**Brief**
Note each line that includes the word "dieser". Copy those lines.

— Start of Provided entries —

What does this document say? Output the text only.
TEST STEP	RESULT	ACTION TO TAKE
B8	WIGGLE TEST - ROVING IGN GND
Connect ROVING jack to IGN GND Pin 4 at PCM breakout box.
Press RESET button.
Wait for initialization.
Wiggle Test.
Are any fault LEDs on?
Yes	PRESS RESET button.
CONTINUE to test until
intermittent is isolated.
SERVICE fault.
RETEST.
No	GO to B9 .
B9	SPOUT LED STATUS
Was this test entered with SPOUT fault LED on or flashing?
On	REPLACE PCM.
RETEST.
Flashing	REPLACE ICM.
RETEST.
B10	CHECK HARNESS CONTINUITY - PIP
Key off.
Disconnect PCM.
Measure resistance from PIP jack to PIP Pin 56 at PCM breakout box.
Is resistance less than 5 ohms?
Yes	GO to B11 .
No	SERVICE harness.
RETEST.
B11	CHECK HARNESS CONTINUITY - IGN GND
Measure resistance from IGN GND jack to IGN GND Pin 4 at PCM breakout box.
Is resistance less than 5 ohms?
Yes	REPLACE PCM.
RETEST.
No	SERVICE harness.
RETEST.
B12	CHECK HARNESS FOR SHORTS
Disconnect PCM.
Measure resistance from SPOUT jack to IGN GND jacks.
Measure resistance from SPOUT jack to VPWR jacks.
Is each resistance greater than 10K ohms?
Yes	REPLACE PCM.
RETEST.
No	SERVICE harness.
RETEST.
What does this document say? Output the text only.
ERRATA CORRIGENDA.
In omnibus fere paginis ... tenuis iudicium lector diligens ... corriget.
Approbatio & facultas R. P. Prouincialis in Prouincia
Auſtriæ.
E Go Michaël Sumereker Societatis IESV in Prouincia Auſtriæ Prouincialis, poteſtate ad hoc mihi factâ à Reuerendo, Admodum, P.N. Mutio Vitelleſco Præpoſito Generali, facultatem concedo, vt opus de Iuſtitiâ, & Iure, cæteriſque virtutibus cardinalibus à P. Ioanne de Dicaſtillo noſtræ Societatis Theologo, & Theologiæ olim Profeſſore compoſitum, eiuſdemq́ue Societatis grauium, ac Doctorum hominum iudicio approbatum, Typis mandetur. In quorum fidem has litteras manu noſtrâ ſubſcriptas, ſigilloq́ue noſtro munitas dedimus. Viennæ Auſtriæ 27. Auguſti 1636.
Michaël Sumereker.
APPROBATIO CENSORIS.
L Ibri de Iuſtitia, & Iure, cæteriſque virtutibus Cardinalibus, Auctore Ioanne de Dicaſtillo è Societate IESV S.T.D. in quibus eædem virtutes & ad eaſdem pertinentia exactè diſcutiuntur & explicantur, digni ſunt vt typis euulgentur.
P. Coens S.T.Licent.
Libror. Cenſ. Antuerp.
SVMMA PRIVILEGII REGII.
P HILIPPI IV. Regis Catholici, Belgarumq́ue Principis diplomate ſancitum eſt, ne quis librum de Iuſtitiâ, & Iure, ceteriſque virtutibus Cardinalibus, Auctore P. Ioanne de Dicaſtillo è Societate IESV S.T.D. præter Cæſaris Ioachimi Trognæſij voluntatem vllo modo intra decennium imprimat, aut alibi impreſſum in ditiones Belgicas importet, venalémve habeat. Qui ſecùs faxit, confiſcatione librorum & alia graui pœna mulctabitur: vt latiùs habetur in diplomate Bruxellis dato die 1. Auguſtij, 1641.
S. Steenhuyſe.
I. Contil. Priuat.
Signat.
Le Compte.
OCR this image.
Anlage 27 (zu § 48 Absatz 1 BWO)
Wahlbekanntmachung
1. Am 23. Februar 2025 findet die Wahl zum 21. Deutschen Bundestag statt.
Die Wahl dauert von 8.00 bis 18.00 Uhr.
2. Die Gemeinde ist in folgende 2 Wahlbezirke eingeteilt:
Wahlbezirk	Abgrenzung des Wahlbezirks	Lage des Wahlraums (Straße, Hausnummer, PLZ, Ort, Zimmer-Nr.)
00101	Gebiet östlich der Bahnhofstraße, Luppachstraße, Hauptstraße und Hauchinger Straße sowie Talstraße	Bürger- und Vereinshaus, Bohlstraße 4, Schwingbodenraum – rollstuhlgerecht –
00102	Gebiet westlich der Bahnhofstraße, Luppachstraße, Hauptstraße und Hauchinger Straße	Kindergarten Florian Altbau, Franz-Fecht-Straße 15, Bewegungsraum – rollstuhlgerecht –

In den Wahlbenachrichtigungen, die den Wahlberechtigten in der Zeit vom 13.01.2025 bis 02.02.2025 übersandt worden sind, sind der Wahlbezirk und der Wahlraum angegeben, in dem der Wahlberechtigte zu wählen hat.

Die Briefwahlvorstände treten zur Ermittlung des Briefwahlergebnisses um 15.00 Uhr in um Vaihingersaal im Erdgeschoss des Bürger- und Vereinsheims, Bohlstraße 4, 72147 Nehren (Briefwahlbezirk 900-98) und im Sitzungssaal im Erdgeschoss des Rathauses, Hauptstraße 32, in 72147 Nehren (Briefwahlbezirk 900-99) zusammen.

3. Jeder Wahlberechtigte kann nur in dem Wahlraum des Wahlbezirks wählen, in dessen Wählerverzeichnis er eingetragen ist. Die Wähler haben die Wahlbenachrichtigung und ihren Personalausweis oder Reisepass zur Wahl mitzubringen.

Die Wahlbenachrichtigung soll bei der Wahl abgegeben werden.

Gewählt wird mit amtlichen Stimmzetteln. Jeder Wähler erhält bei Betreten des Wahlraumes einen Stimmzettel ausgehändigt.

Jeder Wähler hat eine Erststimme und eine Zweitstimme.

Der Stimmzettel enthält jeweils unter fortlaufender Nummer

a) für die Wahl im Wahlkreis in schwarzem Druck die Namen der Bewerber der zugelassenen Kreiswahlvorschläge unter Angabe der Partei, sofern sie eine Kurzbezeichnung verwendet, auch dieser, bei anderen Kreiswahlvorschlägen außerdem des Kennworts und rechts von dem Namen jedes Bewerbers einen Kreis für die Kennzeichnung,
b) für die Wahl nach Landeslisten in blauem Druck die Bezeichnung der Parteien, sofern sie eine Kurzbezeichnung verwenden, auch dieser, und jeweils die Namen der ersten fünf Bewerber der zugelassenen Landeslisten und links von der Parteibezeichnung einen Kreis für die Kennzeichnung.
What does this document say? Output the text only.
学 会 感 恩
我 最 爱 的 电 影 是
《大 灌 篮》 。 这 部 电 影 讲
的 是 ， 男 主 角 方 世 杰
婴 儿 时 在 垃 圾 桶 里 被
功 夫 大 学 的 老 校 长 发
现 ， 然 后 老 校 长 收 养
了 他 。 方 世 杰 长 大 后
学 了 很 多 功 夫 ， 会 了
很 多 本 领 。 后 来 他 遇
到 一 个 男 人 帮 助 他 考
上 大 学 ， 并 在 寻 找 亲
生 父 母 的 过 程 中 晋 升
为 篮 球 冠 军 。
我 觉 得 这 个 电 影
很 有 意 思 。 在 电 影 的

— End of Provided entries —

**The reply**
a) für die Wahl im Wahlkreis in schwarzem Druck die Namen der Bewerber der zugelassenen Kreiswahlvorschläge unter Angabe der Partei, sofern sie eine Kurzbezeichnung verwendet, auch dieser, bei anderen Kreiswahlvorschlägen außerdem des Kennworts und rechts von dem Namen jedes Bewerbers einen Kreis für die Kennzeichnung,
b) für die Wahl nach Landeslisten in blauem Druck die Bezeichnung der Parteien, sofern sie eine Kurzbezeichnung verwenden, auch dieser, und jeweils die Namen der ersten fünf Bewerber der zugelassenen Landeslisten und links von der Parteibezeichnung einen Kreis für die Kennzeichnung.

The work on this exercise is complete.